[Dataset excerpt]
---

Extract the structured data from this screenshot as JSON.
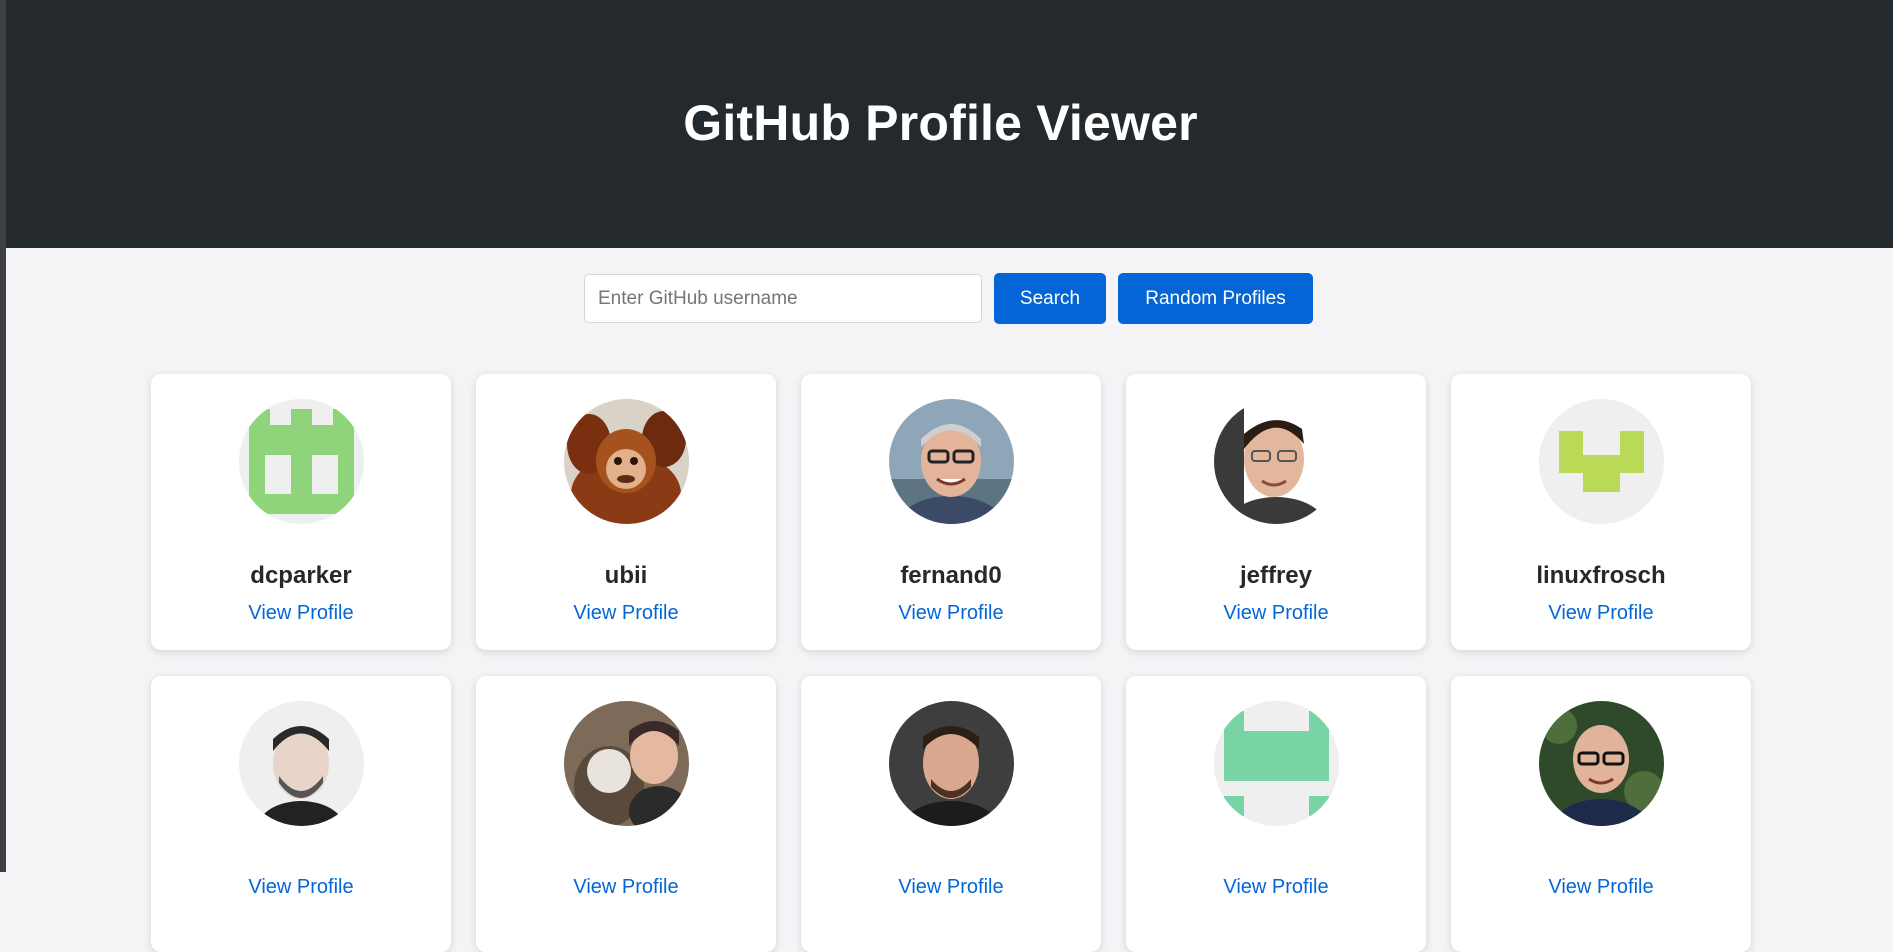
{
  "header": {
    "title": "GitHub Profile Viewer"
  },
  "search": {
    "placeholder": "Enter GitHub username",
    "value": "",
    "search_label": "Search",
    "random_label": "Random Profiles"
  },
  "colors": {
    "header_bg": "#24292e",
    "accent": "#0466d6",
    "page_bg": "#f4f4f7"
  },
  "profiles": [
    {
      "username": "dcparker",
      "link_label": "View Profile",
      "avatar": "identicon-green"
    },
    {
      "username": "ubii",
      "link_label": "View Profile",
      "avatar": "photo-orangutan"
    },
    {
      "username": "fernand0",
      "link_label": "View Profile",
      "avatar": "photo-man-glasses"
    },
    {
      "username": "jeffrey",
      "link_label": "View Profile",
      "avatar": "photo-man-glasses"
    },
    {
      "username": "linuxfrosch",
      "link_label": "View Profile",
      "avatar": "identicon-lime"
    },
    {
      "username": "",
      "link_label": "View Profile",
      "avatar": "photo-man"
    },
    {
      "username": "",
      "link_label": "View Profile",
      "avatar": "photo-woman-dog"
    },
    {
      "username": "",
      "link_label": "View Profile",
      "avatar": "photo-man"
    },
    {
      "username": "",
      "link_label": "View Profile",
      "avatar": "identicon-mint"
    },
    {
      "username": "",
      "link_label": "View Profile",
      "avatar": "photo-man-glasses"
    }
  ]
}
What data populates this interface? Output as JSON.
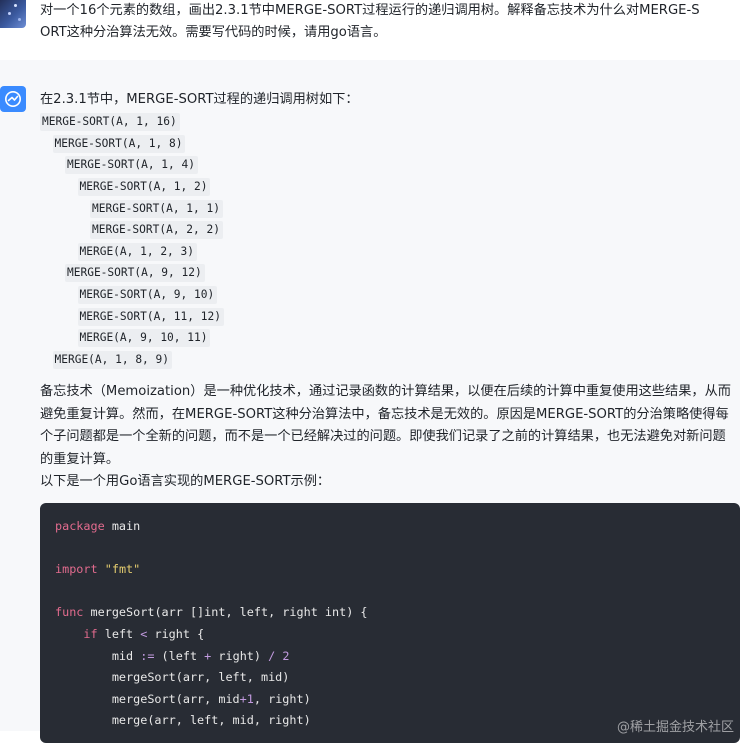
{
  "user_message": {
    "line1": "对一个16个元素的数组，画出2.3.1节中MERGE-SORT过程运行的递归调用树。解释备忘技术为什么对MERGE-S",
    "line2": "ORT这种分治算法无效。需要写代码的时候，请用go语言。"
  },
  "assistant": {
    "intro": "在2.3.1节中，MERGE-SORT过程的递归调用树如下：",
    "tree": [
      {
        "text": "MERGE-SORT(A, 1, 16)",
        "indent": 0
      },
      {
        "text": "MERGE-SORT(A, 1, 8)",
        "indent": 1
      },
      {
        "text": "MERGE-SORT(A, 1, 4)",
        "indent": 2
      },
      {
        "text": "MERGE-SORT(A, 1, 2)",
        "indent": 3
      },
      {
        "text": "MERGE-SORT(A, 1, 1)",
        "indent": 4
      },
      {
        "text": "MERGE-SORT(A, 2, 2)",
        "indent": 4
      },
      {
        "text": "MERGE(A, 1, 2, 3)",
        "indent": 3
      },
      {
        "text": "MERGE-SORT(A, 9, 12)",
        "indent": 2
      },
      {
        "text": "MERGE-SORT(A, 9, 10)",
        "indent": 3
      },
      {
        "text": "MERGE-SORT(A, 11, 12)",
        "indent": 3
      },
      {
        "text": "MERGE(A, 9, 10, 11)",
        "indent": 3
      },
      {
        "text": "MERGE(A, 1, 8, 9)",
        "indent": 1
      }
    ],
    "paragraph1": "备忘技术（Memoization）是一种优化技术，通过记录函数的计算结果，以便在后续的计算中重复使用这些结果，从而避免重复计算。然而，在MERGE-SORT这种分治算法中，备忘技术是无效的。原因是MERGE-SORT的分治策略使得每个子问题都是一个全新的问题，而不是一个已经解决过的问题。即使我们记录了之前的计算结果，也无法避免对新问题的重复计算。",
    "paragraph2": "以下是一个用Go语言实现的MERGE-SORT示例：",
    "code": [
      [
        {
          "t": "package",
          "c": "kw"
        },
        {
          "t": " main",
          "c": "fn"
        }
      ],
      [],
      [
        {
          "t": "import",
          "c": "kw"
        },
        {
          "t": " ",
          "c": "fn"
        },
        {
          "t": "\"fmt\"",
          "c": "str"
        }
      ],
      [],
      [
        {
          "t": "func",
          "c": "kw"
        },
        {
          "t": " mergeSort(arr []int, left, right int) {",
          "c": "fn"
        }
      ],
      [
        {
          "t": "    ",
          "c": "fn"
        },
        {
          "t": "if",
          "c": "kw"
        },
        {
          "t": " left ",
          "c": "fn"
        },
        {
          "t": "<",
          "c": "op"
        },
        {
          "t": " right {",
          "c": "fn"
        }
      ],
      [
        {
          "t": "        mid ",
          "c": "fn"
        },
        {
          "t": ":=",
          "c": "op"
        },
        {
          "t": " (left ",
          "c": "fn"
        },
        {
          "t": "+",
          "c": "op"
        },
        {
          "t": " right) ",
          "c": "fn"
        },
        {
          "t": "/",
          "c": "op"
        },
        {
          "t": " ",
          "c": "fn"
        },
        {
          "t": "2",
          "c": "op"
        }
      ],
      [
        {
          "t": "        mergeSort(arr, left, mid)",
          "c": "fn"
        }
      ],
      [
        {
          "t": "        mergeSort(arr, mid",
          "c": "fn"
        },
        {
          "t": "+1",
          "c": "op"
        },
        {
          "t": ", right)",
          "c": "fn"
        }
      ],
      [
        {
          "t": "        merge(arr, left, mid, right)",
          "c": "fn"
        }
      ]
    ]
  },
  "watermark": "@稀土掘金技术社区",
  "colors": {
    "code_bg": "#282c34",
    "keyword": "#e26b8e",
    "string": "#e5cd6f",
    "operator": "#c39be0",
    "avatar_bot": "#3a8bff"
  }
}
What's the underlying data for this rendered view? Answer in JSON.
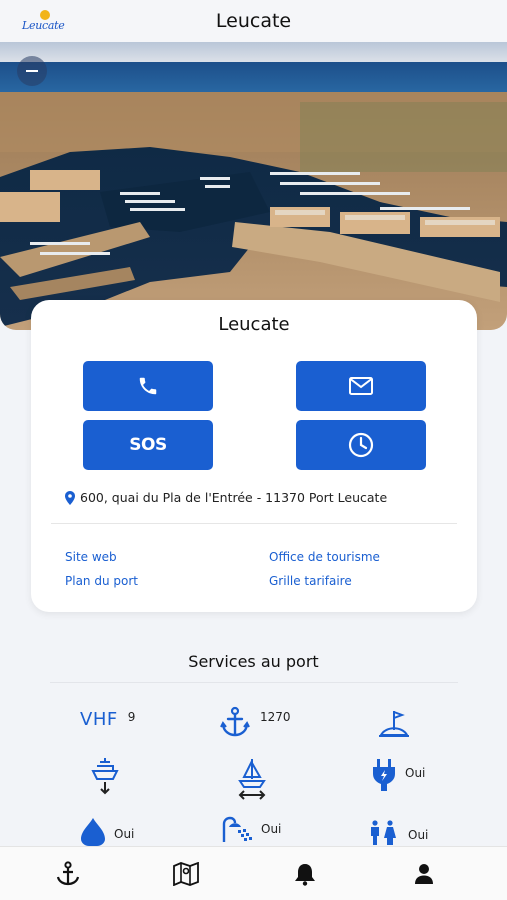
{
  "header": {
    "title": "Leucate",
    "logo_text": "Leucate",
    "back_icon": "back-arrow-icon"
  },
  "port": {
    "name": "Leucate",
    "address": "600, quai du Pla de l'Entrée - 11370 Port Leucate"
  },
  "actions": {
    "sos_label": "SOS",
    "icons": [
      "phone-icon",
      "mail-icon",
      "clock-icon"
    ]
  },
  "links": {
    "website": "Site web",
    "tourism": "Office de tourisme",
    "port_plan": "Plan du port",
    "rates": "Grille tarifaire"
  },
  "services": {
    "title": "Services au port",
    "vhf_label": "VHF",
    "vhf_channel": "9",
    "moorings": "1270",
    "electricity": "Oui",
    "fuel": "Oui",
    "showers": "Oui",
    "toilets": "Oui"
  },
  "tabs": [
    "anchor-icon",
    "map-icon",
    "bell-icon",
    "user-icon"
  ],
  "colors": {
    "accent": "#1a5fd1",
    "background": "#f2f4f8"
  }
}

---

◆ **EXERCISE AIM**
Collect the lines that hold "GitHub".

◆ **EXPECTED OUTPUT**
    "title": "GitHub Profile Viewer"
    "placeholder": "Enter GitHub username",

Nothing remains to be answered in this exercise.